What is needed = Among the records below, find each line that includes the string "object" and copy it.

Data supplied =
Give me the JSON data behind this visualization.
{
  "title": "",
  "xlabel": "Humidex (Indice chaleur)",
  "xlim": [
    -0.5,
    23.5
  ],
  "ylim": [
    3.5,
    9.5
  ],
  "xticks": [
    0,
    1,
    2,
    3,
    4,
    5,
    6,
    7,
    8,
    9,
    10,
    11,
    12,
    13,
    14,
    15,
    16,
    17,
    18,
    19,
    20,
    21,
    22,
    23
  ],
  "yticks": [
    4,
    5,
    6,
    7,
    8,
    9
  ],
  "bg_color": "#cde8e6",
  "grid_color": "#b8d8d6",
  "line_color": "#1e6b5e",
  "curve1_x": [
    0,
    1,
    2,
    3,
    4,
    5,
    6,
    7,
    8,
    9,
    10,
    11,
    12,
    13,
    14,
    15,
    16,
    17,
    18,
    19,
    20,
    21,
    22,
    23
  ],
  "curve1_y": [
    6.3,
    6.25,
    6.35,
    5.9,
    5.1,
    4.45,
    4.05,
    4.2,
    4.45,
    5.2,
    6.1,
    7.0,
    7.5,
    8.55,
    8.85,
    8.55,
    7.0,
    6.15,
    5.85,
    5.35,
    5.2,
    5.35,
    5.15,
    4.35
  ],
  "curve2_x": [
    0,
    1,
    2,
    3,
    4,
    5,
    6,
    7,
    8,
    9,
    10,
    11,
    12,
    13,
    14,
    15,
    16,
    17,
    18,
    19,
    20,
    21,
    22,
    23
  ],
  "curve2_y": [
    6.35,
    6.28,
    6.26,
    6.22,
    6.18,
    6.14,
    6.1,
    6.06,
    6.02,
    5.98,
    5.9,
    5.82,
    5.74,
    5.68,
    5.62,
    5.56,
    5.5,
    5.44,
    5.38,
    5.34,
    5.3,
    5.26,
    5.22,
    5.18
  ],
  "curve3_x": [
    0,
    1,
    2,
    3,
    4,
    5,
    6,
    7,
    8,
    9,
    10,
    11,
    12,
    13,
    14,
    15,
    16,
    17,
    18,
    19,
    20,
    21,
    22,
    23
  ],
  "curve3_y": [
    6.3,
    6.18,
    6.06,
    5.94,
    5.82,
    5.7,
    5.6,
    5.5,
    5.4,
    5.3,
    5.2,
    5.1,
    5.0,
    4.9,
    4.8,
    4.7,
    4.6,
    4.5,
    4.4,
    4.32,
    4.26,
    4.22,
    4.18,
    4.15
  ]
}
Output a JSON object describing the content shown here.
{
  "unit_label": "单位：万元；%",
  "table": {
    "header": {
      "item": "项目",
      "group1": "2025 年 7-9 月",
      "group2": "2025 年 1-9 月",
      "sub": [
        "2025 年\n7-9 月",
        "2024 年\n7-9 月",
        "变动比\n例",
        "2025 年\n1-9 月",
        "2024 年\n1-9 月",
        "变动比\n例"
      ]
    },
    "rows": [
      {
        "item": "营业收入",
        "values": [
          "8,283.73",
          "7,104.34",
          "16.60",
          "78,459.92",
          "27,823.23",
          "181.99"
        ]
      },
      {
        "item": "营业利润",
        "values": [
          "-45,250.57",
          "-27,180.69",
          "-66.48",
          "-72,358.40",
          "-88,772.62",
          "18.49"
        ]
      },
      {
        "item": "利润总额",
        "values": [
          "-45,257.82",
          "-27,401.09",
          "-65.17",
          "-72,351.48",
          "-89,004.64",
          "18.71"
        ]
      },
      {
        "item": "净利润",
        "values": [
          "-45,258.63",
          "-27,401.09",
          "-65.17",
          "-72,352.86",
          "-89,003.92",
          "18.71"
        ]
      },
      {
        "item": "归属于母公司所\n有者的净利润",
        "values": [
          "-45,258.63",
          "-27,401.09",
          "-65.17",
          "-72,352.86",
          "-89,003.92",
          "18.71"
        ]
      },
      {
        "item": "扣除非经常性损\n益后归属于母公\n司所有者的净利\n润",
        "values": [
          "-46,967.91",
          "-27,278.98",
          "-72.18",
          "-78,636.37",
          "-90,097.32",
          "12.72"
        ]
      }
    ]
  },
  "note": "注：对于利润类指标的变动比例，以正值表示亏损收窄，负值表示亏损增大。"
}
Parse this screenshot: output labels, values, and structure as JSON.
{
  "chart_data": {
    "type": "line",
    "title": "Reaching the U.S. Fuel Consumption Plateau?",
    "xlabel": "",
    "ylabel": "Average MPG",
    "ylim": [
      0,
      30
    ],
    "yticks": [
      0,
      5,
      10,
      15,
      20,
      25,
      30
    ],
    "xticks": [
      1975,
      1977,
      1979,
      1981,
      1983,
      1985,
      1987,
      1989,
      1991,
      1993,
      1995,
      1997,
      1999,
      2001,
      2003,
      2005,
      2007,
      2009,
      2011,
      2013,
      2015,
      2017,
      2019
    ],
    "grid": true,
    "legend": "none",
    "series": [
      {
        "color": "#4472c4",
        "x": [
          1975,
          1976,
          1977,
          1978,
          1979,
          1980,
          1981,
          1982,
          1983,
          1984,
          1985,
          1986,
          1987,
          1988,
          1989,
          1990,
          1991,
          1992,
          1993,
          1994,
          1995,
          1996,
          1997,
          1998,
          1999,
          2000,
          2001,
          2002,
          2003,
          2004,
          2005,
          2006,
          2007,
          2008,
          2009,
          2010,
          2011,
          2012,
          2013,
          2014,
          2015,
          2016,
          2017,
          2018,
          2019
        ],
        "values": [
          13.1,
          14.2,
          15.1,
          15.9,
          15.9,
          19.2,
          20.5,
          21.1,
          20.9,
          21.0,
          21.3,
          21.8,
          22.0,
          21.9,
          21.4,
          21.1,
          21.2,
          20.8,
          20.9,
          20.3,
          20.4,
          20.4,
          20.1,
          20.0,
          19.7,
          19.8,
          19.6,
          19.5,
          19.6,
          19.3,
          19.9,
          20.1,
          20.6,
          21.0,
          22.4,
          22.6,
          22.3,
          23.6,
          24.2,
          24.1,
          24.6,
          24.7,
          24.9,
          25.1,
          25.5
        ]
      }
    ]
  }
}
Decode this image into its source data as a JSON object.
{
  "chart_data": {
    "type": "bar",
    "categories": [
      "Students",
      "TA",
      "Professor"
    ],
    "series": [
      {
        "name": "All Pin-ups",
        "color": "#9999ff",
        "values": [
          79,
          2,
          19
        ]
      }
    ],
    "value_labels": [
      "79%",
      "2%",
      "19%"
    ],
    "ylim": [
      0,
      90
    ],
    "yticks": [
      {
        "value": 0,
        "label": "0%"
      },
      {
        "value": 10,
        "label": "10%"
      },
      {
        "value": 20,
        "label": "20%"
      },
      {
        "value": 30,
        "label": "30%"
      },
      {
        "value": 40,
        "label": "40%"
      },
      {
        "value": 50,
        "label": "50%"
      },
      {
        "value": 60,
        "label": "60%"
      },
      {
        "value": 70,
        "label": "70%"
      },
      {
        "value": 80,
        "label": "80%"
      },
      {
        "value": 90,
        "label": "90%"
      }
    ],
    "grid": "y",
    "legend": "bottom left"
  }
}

Task response =
Output a JSON object describing the content shown here.
Decode this image into its source data as a JSON object.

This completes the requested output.